EXERCISE TASK – Quote the whole listing exactly. Leave the pictures out of your copy.

Stored entries
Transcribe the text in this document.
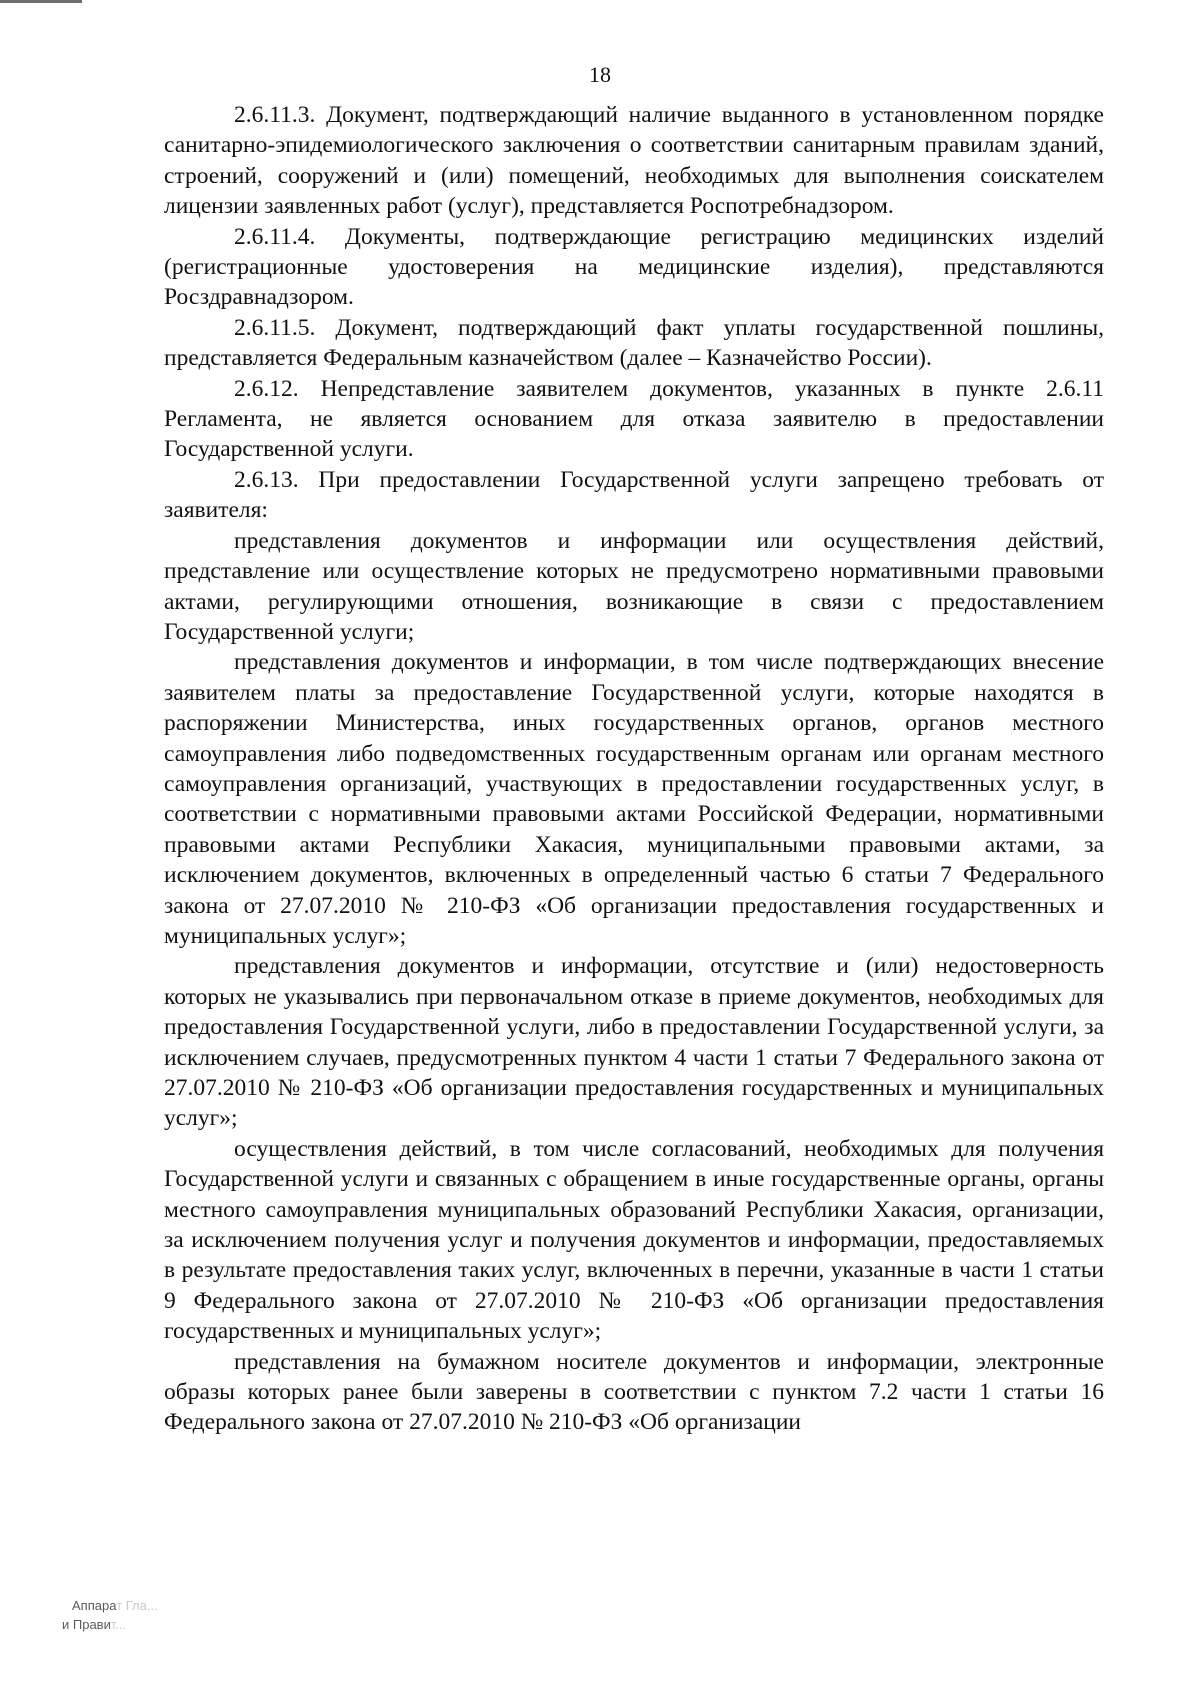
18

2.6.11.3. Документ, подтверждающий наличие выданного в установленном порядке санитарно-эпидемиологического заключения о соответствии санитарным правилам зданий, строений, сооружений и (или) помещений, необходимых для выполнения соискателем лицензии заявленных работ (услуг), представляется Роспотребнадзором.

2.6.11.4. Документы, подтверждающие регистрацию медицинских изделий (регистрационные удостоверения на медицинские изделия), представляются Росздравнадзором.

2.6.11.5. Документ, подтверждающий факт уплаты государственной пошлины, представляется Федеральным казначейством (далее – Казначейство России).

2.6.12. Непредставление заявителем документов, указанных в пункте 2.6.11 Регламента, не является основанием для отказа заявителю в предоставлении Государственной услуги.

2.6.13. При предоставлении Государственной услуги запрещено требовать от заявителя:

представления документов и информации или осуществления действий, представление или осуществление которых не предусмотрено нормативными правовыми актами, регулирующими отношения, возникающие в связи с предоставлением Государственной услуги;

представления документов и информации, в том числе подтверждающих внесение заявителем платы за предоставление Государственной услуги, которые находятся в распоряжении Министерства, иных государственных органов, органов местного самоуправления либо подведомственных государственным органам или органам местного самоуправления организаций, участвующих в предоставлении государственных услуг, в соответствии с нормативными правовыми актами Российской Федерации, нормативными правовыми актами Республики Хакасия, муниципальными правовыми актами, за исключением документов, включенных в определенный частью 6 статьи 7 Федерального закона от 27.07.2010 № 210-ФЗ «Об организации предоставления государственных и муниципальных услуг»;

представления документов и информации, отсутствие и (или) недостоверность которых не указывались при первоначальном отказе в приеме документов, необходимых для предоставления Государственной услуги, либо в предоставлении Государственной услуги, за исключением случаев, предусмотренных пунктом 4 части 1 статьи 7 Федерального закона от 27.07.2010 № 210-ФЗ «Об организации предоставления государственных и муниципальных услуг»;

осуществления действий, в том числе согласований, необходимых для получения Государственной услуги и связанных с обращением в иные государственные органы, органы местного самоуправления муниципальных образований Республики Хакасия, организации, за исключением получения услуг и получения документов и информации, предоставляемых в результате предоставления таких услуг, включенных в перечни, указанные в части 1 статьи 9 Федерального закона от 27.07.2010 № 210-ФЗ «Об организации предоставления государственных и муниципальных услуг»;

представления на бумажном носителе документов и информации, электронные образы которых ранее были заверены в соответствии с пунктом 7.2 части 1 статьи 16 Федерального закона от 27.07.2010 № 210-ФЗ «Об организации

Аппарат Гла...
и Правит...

ANSWER BELOW –
Transcribe the text in this document.
18

2.6.11.3. Документ, подтверждающий наличие выданного в установленном порядке санитарно-эпидемиологического заключения о соответствии санитарным правилам зданий, строений, сооружений и (или) помещений, необходимых для выполнения соискателем лицензии заявленных работ (услуг), представляется Роспотребнадзором.

2.6.11.4. Документы, подтверждающие регистрацию медицинских изделий (регистрационные удостоверения на медицинские изделия), представляются Росздравнадзором.

2.6.11.5. Документ, подтверждающий факт уплаты государственной пошлины, представляется Федеральным казначейством (далее – Казначейство России).

2.6.12. Непредставление заявителем документов, указанных в пункте 2.6.11 Регламента, не является основанием для отказа заявителю в предоставлении Государственной услуги.

2.6.13. При предоставлении Государственной услуги запрещено требовать от заявителя:

представления документов и информации или осуществления действий, представление или осуществление которых не предусмотрено нормативными правовыми актами, регулирующими отношения, возникающие в связи с предоставлением Государственной услуги;

представления документов и информации, в том числе подтверждающих внесение заявителем платы за предоставление Государственной услуги, которые находятся в распоряжении Министерства, иных государственных органов, органов местного самоуправления либо подведомственных государственным органам или органам местного самоуправления организаций, участвующих в предоставлении государственных услуг, в соответствии с нормативными правовыми актами Российской Федерации, нормативными правовыми актами Республики Хакасия, муниципальными правовыми актами, за исключением документов, включенных в определенный частью 6 статьи 7 Федерального закона от 27.07.2010 № 210-ФЗ «Об организации предоставления государственных и муниципальных услуг»;

представления документов и информации, отсутствие и (или) недостоверность которых не указывались при первоначальном отказе в приеме документов, необходимых для предоставления Государственной услуги, либо в предоставлении Государственной услуги, за исключением случаев, предусмотренных пунктом 4 части 1 статьи 7 Федерального закона от 27.07.2010 № 210-ФЗ «Об организации предоставления государственных и муниципальных услуг»;

осуществления действий, в том числе согласований, необходимых для получения Государственной услуги и связанных с обращением в иные государственные органы, органы местного самоуправления муниципальных образований Республики Хакасия, организации, за исключением получения услуг и получения документов и информации, предоставляемых в результате предоставления таких услуг, включенных в перечни, указанные в части 1 статьи 9 Федерального закона от 27.07.2010 № 210-ФЗ «Об организации предоставления государственных и муниципальных услуг»;

представления на бумажном носителе документов и информации, электронные образы которых ранее были заверены в соответствии с пунктом 7.2 части 1 статьи 16 Федерального закона от 27.07.2010 № 210-ФЗ «Об организации

Аппарат Гла...
и Правит...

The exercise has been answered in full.